>> begin DATA
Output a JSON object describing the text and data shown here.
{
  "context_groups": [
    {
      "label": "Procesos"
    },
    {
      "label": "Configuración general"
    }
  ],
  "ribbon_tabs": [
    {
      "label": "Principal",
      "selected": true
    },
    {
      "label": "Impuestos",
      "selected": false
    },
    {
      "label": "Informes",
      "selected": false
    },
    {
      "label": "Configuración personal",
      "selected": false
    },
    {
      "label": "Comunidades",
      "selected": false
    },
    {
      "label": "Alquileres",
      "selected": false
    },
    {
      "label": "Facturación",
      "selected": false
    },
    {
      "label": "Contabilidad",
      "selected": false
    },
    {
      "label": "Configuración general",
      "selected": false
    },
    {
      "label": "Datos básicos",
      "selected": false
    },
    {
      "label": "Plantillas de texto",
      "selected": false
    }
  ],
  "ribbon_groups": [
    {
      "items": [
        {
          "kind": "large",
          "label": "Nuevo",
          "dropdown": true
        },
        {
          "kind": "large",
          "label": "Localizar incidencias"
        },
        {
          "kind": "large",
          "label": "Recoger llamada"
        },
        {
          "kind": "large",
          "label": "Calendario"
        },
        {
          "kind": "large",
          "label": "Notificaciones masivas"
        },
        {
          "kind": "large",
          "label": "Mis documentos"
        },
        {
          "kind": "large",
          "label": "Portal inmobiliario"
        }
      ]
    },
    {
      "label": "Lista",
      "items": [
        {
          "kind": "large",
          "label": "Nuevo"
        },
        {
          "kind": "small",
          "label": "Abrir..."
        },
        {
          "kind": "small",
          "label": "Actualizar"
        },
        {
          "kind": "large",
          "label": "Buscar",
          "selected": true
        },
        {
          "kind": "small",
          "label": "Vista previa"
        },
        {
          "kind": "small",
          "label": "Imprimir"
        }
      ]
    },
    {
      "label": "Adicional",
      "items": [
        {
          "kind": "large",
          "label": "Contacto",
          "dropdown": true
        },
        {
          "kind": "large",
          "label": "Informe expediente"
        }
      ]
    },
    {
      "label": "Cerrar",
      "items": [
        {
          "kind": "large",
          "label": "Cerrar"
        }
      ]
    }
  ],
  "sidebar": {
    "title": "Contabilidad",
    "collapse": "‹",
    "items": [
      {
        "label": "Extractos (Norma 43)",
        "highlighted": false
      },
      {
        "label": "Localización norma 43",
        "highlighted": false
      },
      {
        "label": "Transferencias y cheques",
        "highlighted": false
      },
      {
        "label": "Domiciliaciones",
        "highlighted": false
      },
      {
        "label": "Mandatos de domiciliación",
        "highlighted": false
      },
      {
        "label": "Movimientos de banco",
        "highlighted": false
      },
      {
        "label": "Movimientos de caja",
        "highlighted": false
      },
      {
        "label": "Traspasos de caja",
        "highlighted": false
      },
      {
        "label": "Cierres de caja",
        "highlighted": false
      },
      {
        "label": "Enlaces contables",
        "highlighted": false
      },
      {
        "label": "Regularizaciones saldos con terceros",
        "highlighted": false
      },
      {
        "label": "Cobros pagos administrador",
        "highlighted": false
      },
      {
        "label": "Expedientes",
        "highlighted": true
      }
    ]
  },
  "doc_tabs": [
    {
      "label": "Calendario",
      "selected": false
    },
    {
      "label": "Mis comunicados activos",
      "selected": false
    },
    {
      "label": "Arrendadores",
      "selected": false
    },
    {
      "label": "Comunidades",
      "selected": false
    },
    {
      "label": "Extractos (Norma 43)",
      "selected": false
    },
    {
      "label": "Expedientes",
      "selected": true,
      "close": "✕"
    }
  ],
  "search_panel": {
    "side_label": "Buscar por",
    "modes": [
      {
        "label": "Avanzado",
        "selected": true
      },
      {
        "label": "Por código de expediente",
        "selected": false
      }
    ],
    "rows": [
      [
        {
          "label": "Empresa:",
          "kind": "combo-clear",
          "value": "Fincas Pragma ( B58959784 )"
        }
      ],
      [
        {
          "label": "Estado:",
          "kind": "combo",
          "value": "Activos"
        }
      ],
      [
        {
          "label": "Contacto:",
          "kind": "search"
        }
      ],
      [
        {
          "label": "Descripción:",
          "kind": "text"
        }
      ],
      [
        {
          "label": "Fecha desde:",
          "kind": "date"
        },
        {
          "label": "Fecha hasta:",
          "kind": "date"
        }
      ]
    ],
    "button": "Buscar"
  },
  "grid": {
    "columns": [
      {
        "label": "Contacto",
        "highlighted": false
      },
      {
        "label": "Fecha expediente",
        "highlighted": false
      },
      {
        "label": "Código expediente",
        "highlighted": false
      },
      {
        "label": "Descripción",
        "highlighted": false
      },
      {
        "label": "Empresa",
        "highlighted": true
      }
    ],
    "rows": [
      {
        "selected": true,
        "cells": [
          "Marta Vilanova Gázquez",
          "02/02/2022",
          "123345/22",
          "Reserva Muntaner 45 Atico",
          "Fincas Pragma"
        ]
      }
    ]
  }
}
>> end DATA
Copy all lines of the material above where the string "caja" occurs.

REPLY:
        "label": "Movimientos de caja",
        "label": "Traspasos de caja",
        "label": "Cierres de caja",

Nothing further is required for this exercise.